(Task to carry out)
Can you transcribe every record below exactly as it appears?

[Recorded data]
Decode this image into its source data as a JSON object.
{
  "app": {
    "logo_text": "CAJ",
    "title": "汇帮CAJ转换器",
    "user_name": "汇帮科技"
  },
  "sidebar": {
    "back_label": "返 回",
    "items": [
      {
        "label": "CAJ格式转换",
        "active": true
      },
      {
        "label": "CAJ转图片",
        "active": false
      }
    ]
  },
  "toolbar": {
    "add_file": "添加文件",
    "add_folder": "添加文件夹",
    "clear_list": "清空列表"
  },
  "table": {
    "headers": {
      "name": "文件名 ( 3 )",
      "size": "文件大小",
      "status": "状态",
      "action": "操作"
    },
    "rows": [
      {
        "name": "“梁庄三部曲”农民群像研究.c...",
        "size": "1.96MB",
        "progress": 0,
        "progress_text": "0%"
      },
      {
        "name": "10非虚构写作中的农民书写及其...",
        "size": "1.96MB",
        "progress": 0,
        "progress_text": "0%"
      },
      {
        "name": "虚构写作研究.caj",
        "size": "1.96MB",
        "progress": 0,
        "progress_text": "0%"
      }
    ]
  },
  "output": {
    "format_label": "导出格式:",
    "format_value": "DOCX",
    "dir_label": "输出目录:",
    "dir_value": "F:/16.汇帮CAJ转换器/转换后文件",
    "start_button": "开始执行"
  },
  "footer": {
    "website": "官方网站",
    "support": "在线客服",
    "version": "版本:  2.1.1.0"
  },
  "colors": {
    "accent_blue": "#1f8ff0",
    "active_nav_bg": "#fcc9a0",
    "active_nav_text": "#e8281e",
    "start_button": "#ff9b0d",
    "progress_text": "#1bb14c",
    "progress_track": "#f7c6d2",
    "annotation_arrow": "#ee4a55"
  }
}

(Response to the exercise)
Decode this image into its source data as a JSON object.
{
  "app": {
    "logo_text": "CAJ",
    "title": "汇帮CAJ转换器",
    "user_name": "汇帮科技"
  },
  "sidebar": {
    "back_label": "返 回",
    "items": [
      {
        "label": "CAJ格式转换",
        "active": true
      },
      {
        "label": "CAJ转图片",
        "active": false
      }
    ]
  },
  "toolbar": {
    "add_file": "添加文件",
    "add_folder": "添加文件夹",
    "clear_list": "清空列表"
  },
  "table": {
    "headers": {
      "name": "文件名 ( 3 )",
      "size": "文件大小",
      "status": "状态",
      "action": "操作"
    },
    "rows": [
      {
        "name": "“梁庄三部曲”农民群像研究.c...",
        "size": "1.96MB",
        "progress": 0,
        "progress_text": "0%"
      },
      {
        "name": "10非虚构写作中的农民书写及其...",
        "size": "1.96MB",
        "progress": 0,
        "progress_text": "0%"
      },
      {
        "name": "虚构写作研究.caj",
        "size": "1.96MB",
        "progress": 0,
        "progress_text": "0%"
      }
    ]
  },
  "output": {
    "format_label": "导出格式:",
    "format_value": "DOCX",
    "dir_label": "输出目录:",
    "dir_value": "F:/16.汇帮CAJ转换器/转换后文件",
    "start_button": "开始执行"
  },
  "footer": {
    "website": "官方网站",
    "support": "在线客服",
    "version": "版本:  2.1.1.0"
  },
  "colors": {
    "accent_blue": "#1f8ff0",
    "active_nav_bg": "#fcc9a0",
    "active_nav_text": "#e8281e",
    "start_button": "#ff9b0d",
    "progress_text": "#1bb14c",
    "progress_track": "#f7c6d2",
    "annotation_arrow": "#ee4a55"
  }
}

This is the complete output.